_EXERCISE:_ Set down each line of the material that follows, exactly, with no pictures.

_STORED DATA:_
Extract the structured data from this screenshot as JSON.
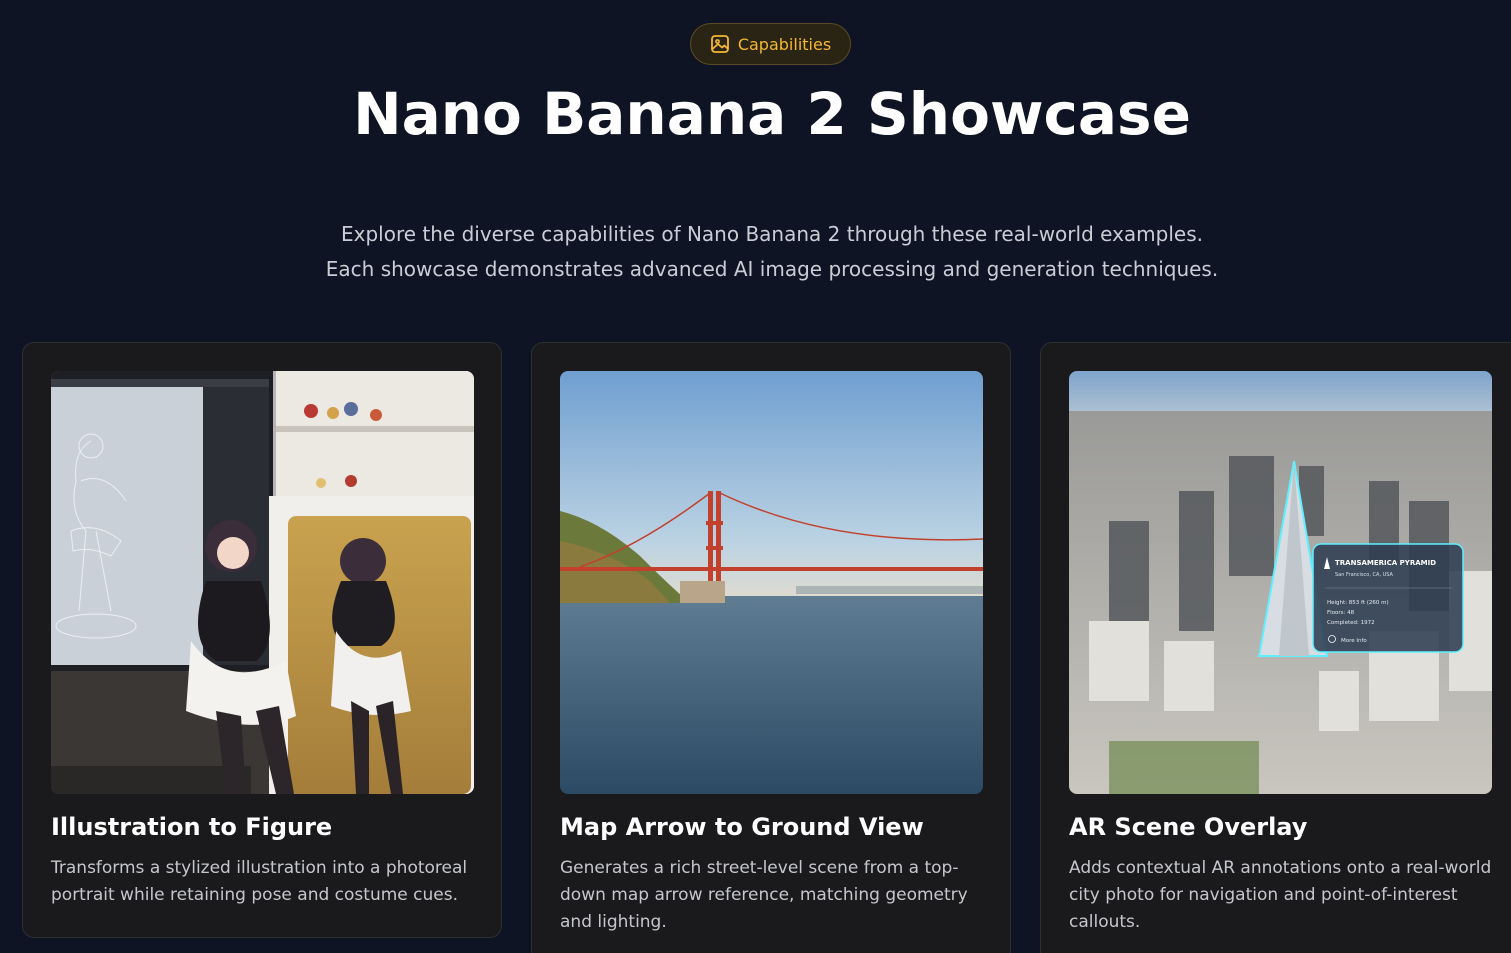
{
  "badge": {
    "icon": "image-icon",
    "label": "Capabilities",
    "color": "#f5b82e"
  },
  "header": {
    "title": "Nano Banana 2 Showcase",
    "subtitle_line1": "Explore the diverse capabilities of Nano Banana 2 through these real-world examples.",
    "subtitle_line2": "Each showcase demonstrates advanced AI image processing and generation techniques."
  },
  "cards": [
    {
      "title": "Illustration to Figure",
      "description": "Transforms a stylized illustration into a photoreal portrait while retaining pose and costume cues.",
      "image": "anime-figure-photo"
    },
    {
      "title": "Map Arrow to Ground View",
      "description": "Generates a rich street-level scene from a top-down map arrow reference, matching geometry and lighting.",
      "image": "golden-gate-bridge-photo"
    },
    {
      "title": "AR Scene Overlay",
      "description": "Adds contextual AR annotations onto a real-world city photo for navigation and point-of-interest callouts.",
      "image": "city-ar-overlay-photo",
      "overlay": {
        "name": "TRANSAMERICA PYRAMID",
        "location": "San Francisco, CA, USA",
        "height": "Height: 853 ft (260 m)",
        "floors": "Floors: 48",
        "completed": "Completed: 1972",
        "more": "More Info"
      }
    }
  ]
}
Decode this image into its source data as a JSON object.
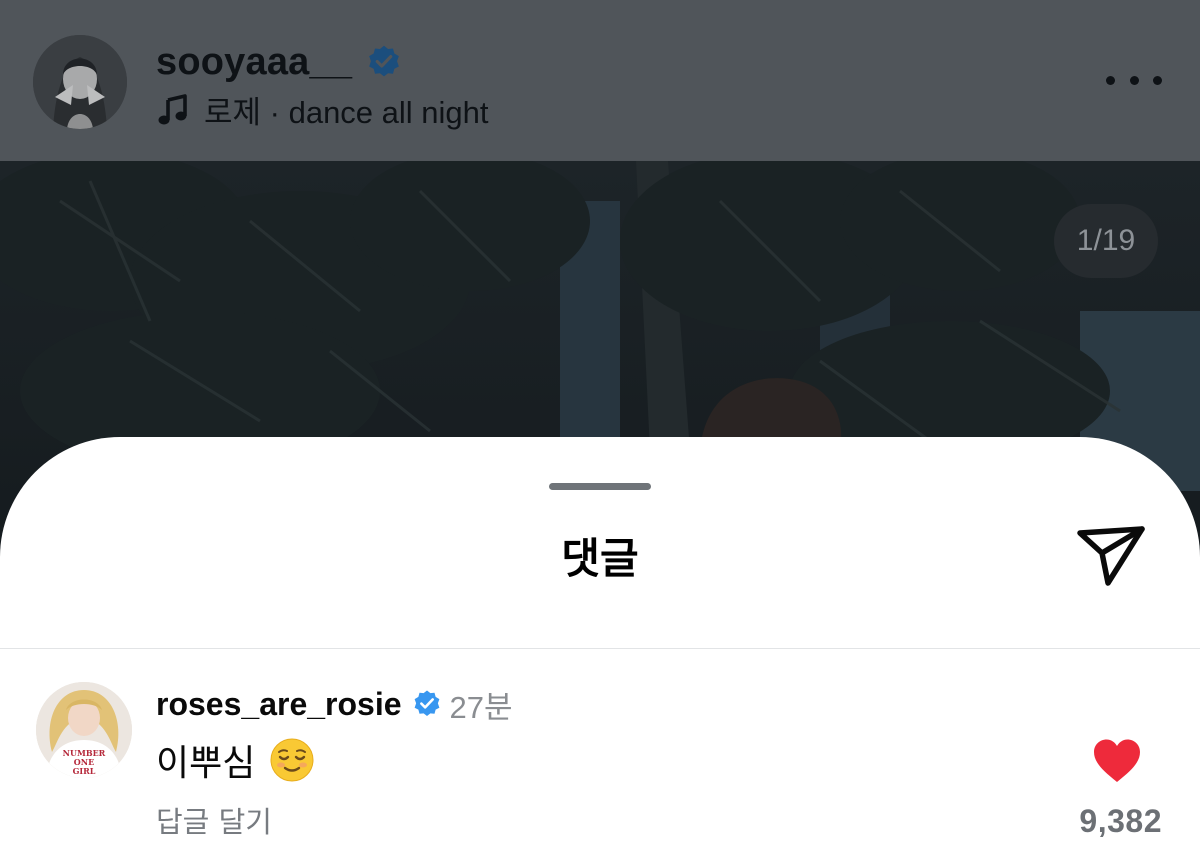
{
  "post": {
    "username": "sooyaaa__",
    "music": "로제 · dance all night",
    "page_indicator": "1/19"
  },
  "sheet": {
    "title": "댓글"
  },
  "comment": {
    "username": "roses_are_rosie",
    "time": "27분",
    "text": "이뿌심",
    "emoji": "relieved-face",
    "reply_label": "답글 달기",
    "like_count": "9,382",
    "avatar_shirt_text": [
      "NUMBER",
      "ONE",
      "GIRL"
    ]
  },
  "icons": {
    "verified": "verified-badge-icon",
    "music": "music-note-icon",
    "more": "more-horizontal-icon",
    "share": "paper-plane-icon",
    "like": "heart-icon"
  },
  "colors": {
    "verified_blue": "#3897f0",
    "heart_red": "#ee2a3b",
    "header_dim": "#50555a"
  }
}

_RESPONSE BELOW:_
Extract the structured data from this screenshot as JSON.
{
  "badge": {
    "icon": "image-icon",
    "label": "Capabilities",
    "color": "#f5b82e"
  },
  "header": {
    "title": "Nano Banana 2 Showcase",
    "subtitle_line1": "Explore the diverse capabilities of Nano Banana 2 through these real-world examples.",
    "subtitle_line2": "Each showcase demonstrates advanced AI image processing and generation techniques."
  },
  "cards": [
    {
      "title": "Illustration to Figure",
      "description": "Transforms a stylized illustration into a photoreal portrait while retaining pose and costume cues.",
      "image": "anime-figure-photo"
    },
    {
      "title": "Map Arrow to Ground View",
      "description": "Generates a rich street-level scene from a top-down map arrow reference, matching geometry and lighting.",
      "image": "golden-gate-bridge-photo"
    },
    {
      "title": "AR Scene Overlay",
      "description": "Adds contextual AR annotations onto a real-world city photo for navigation and point-of-interest callouts.",
      "image": "city-ar-overlay-photo",
      "overlay": {
        "name": "TRANSAMERICA PYRAMID",
        "location": "San Francisco, CA, USA",
        "height": "Height: 853 ft (260 m)",
        "floors": "Floors: 48",
        "completed": "Completed: 1972",
        "more": "More Info"
      }
    }
  ]
}
Decode this image into its source data as a JSON object.
{
  "post": {
    "username": "sooyaaa__",
    "music": "로제 · dance all night",
    "page_indicator": "1/19"
  },
  "sheet": {
    "title": "댓글"
  },
  "comment": {
    "username": "roses_are_rosie",
    "time": "27분",
    "text": "이뿌심",
    "emoji": "relieved-face",
    "reply_label": "답글 달기",
    "like_count": "9,382",
    "avatar_shirt_text": [
      "NUMBER",
      "ONE",
      "GIRL"
    ]
  },
  "icons": {
    "verified": "verified-badge-icon",
    "music": "music-note-icon",
    "more": "more-horizontal-icon",
    "share": "paper-plane-icon",
    "like": "heart-icon"
  },
  "colors": {
    "verified_blue": "#3897f0",
    "heart_red": "#ee2a3b",
    "header_dim": "#50555a"
  }
}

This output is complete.